Provided data:
******
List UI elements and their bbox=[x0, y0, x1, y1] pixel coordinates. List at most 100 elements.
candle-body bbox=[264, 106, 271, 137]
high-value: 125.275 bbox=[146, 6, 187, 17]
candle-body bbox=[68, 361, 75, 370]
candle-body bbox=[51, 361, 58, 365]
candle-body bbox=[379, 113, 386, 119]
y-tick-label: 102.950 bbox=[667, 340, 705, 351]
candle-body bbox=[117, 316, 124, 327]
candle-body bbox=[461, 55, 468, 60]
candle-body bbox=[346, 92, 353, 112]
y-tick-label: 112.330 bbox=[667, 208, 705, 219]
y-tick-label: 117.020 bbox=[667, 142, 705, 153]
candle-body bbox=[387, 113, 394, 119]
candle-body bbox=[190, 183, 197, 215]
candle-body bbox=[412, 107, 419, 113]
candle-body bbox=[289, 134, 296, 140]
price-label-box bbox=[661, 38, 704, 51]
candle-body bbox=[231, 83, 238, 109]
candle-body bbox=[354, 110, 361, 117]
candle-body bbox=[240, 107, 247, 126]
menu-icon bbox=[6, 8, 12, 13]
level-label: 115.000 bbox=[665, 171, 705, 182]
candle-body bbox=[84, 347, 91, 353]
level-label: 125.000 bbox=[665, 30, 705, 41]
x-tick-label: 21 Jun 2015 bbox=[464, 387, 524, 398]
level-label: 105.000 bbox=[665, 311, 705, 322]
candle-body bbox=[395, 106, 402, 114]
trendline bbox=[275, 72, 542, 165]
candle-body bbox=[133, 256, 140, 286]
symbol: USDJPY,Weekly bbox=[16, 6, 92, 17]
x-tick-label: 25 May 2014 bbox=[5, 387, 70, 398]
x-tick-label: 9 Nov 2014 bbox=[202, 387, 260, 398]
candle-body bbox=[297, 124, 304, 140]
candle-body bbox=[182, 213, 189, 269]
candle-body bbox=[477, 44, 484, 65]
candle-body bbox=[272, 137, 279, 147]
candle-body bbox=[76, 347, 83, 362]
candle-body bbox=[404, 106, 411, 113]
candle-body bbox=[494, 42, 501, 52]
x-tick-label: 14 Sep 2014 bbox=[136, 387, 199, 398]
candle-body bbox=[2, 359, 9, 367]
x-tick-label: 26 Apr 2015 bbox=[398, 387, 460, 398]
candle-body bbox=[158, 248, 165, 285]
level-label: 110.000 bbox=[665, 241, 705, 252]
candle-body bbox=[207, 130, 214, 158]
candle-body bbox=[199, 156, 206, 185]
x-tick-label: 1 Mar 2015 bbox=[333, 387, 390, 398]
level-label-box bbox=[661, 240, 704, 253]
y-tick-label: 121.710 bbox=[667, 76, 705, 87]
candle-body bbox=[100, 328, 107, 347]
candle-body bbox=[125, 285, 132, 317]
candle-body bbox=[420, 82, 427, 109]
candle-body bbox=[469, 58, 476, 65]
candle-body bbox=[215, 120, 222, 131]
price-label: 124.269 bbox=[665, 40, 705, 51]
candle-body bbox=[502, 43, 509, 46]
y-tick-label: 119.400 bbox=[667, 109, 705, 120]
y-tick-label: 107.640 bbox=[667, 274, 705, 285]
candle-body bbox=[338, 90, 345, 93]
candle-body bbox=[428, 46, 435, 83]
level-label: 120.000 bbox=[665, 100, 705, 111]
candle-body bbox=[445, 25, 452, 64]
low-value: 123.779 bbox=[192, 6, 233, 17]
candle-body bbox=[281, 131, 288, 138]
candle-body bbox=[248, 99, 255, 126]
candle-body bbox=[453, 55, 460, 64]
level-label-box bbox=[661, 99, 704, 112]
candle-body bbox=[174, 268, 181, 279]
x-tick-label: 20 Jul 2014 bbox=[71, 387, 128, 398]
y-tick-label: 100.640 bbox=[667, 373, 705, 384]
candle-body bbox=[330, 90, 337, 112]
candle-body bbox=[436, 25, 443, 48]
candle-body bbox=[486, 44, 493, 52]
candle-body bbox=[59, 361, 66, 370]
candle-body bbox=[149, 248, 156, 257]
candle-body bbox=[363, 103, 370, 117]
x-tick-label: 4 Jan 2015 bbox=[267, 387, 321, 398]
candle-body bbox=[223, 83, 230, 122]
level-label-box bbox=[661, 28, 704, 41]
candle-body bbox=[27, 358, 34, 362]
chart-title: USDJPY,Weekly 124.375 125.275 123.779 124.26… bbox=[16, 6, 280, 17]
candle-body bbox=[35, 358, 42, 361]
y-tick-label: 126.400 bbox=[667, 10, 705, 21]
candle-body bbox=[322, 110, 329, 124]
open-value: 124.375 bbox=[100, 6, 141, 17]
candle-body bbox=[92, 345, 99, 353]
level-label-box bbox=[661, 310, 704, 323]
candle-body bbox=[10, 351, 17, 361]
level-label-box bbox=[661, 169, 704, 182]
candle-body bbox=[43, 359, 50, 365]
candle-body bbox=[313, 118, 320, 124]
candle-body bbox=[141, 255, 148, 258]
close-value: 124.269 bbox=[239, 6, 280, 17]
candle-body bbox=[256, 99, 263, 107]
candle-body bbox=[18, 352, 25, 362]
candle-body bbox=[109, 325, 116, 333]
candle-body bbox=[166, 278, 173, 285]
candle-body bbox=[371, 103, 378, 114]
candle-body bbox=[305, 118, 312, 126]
******
Task description: Reproduce the records verbatim, from their first line down to and including the line that contains "candle-body bbox=[125, 285, 132, 317]".

Response to the task:
List UI elements and their bbox=[x0, y0, x1, y1] pixel coordinates. List at most 100 elements.
candle-body bbox=[264, 106, 271, 137]
high-value: 125.275 bbox=[146, 6, 187, 17]
candle-body bbox=[68, 361, 75, 370]
candle-body bbox=[51, 361, 58, 365]
candle-body bbox=[379, 113, 386, 119]
y-tick-label: 102.950 bbox=[667, 340, 705, 351]
candle-body bbox=[117, 316, 124, 327]
candle-body bbox=[461, 55, 468, 60]
candle-body bbox=[346, 92, 353, 112]
y-tick-label: 112.330 bbox=[667, 208, 705, 219]
y-tick-label: 117.020 bbox=[667, 142, 705, 153]
candle-body bbox=[387, 113, 394, 119]
candle-body bbox=[190, 183, 197, 215]
candle-body bbox=[412, 107, 419, 113]
candle-body bbox=[289, 134, 296, 140]
price-label-box bbox=[661, 38, 704, 51]
candle-body bbox=[231, 83, 238, 109]
candle-body bbox=[354, 110, 361, 117]
candle-body bbox=[240, 107, 247, 126]
menu-icon bbox=[6, 8, 12, 13]
level-label: 115.000 bbox=[665, 171, 705, 182]
candle-body bbox=[84, 347, 91, 353]
level-label: 125.000 bbox=[665, 30, 705, 41]
x-tick-label: 21 Jun 2015 bbox=[464, 387, 524, 398]
level-label: 105.000 bbox=[665, 311, 705, 322]
candle-body bbox=[395, 106, 402, 114]
trendline bbox=[275, 72, 542, 165]
candle-body bbox=[133, 256, 140, 286]
symbol: USDJPY,Weekly bbox=[16, 6, 92, 17]
x-tick-label: 25 May 2014 bbox=[5, 387, 70, 398]
x-tick-label: 9 Nov 2014 bbox=[202, 387, 260, 398]
candle-body bbox=[297, 124, 304, 140]
candle-body bbox=[182, 213, 189, 269]
candle-body bbox=[477, 44, 484, 65]
candle-body bbox=[272, 137, 279, 147]
candle-body bbox=[76, 347, 83, 362]
candle-body bbox=[404, 106, 411, 113]
candle-body bbox=[494, 42, 501, 52]
x-tick-label: 14 Sep 2014 bbox=[136, 387, 199, 398]
candle-body bbox=[2, 359, 9, 367]
x-tick-label: 26 Apr 2015 bbox=[398, 387, 460, 398]
candle-body bbox=[158, 248, 165, 285]
level-label: 110.000 bbox=[665, 241, 705, 252]
candle-body bbox=[207, 130, 214, 158]
candle-body bbox=[199, 156, 206, 185]
x-tick-label: 1 Mar 2015 bbox=[333, 387, 390, 398]
level-label-box bbox=[661, 240, 704, 253]
y-tick-label: 121.710 bbox=[667, 76, 705, 87]
candle-body bbox=[100, 328, 107, 347]
candle-body bbox=[125, 285, 132, 317]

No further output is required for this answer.